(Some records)
#####

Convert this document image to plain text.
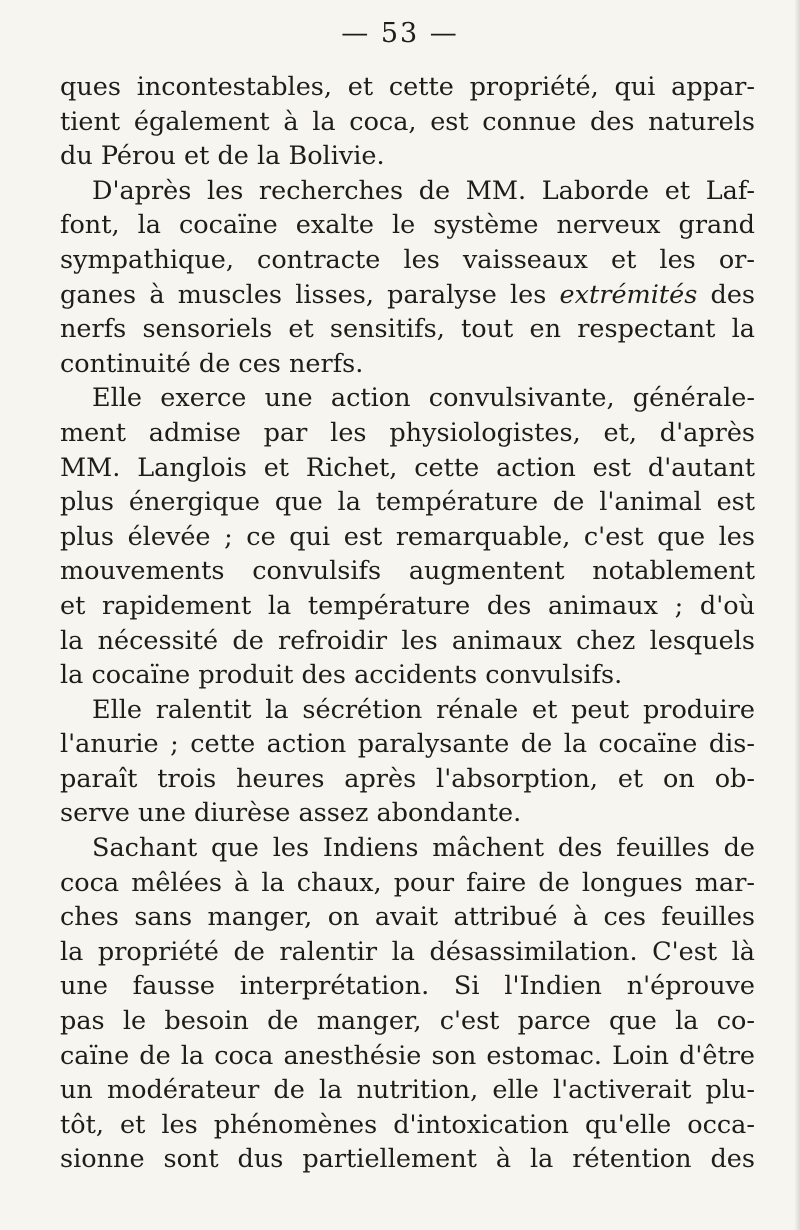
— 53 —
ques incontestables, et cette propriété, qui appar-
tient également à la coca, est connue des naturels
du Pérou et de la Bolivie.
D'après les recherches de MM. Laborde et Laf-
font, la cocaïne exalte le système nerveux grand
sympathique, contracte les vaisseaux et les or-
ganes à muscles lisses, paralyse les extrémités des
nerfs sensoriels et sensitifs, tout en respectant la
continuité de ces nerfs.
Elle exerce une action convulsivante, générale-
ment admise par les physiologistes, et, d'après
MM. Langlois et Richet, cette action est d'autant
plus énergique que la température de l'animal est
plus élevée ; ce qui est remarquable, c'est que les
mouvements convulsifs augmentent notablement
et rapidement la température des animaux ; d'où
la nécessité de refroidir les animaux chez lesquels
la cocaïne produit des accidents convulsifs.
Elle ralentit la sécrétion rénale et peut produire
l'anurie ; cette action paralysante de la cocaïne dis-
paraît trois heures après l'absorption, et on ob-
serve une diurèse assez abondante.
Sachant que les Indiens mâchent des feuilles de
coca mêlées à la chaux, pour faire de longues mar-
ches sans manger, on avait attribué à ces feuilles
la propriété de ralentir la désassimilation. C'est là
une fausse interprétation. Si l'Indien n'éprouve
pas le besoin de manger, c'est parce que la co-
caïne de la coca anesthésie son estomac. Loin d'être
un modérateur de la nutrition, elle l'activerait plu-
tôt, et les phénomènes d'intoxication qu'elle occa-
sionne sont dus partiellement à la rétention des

#####

Brief: Above are records to transcribe exactly; leave their pictures out.

Finished task:
Convert this document image to plain text.
— 53 —
ques incontestables, et cette propriété, qui appar-
tient également à la coca, est connue des naturels
du Pérou et de la Bolivie.
D'après les recherches de MM. Laborde et Laf-
font, la cocaïne exalte le système nerveux grand
sympathique, contracte les vaisseaux et les or-
ganes à muscles lisses, paralyse les extrémités des
nerfs sensoriels et sensitifs, tout en respectant la
continuité de ces nerfs.
Elle exerce une action convulsivante, générale-
ment admise par les physiologistes, et, d'après
MM. Langlois et Richet, cette action est d'autant
plus énergique que la température de l'animal est
plus élevée ; ce qui est remarquable, c'est que les
mouvements convulsifs augmentent notablement
et rapidement la température des animaux ; d'où
la nécessité de refroidir les animaux chez lesquels
la cocaïne produit des accidents convulsifs.
Elle ralentit la sécrétion rénale et peut produire
l'anurie ; cette action paralysante de la cocaïne dis-
paraît trois heures après l'absorption, et on ob-
serve une diurèse assez abondante.
Sachant que les Indiens mâchent des feuilles de
coca mêlées à la chaux, pour faire de longues mar-
ches sans manger, on avait attribué à ces feuilles
la propriété de ralentir la désassimilation. C'est là
une fausse interprétation. Si l'Indien n'éprouve
pas le besoin de manger, c'est parce que la co-
caïne de la coca anesthésie son estomac. Loin d'être
un modérateur de la nutrition, elle l'activerait plu-
tôt, et les phénomènes d'intoxication qu'elle occa-
sionne sont dus partiellement à la rétention des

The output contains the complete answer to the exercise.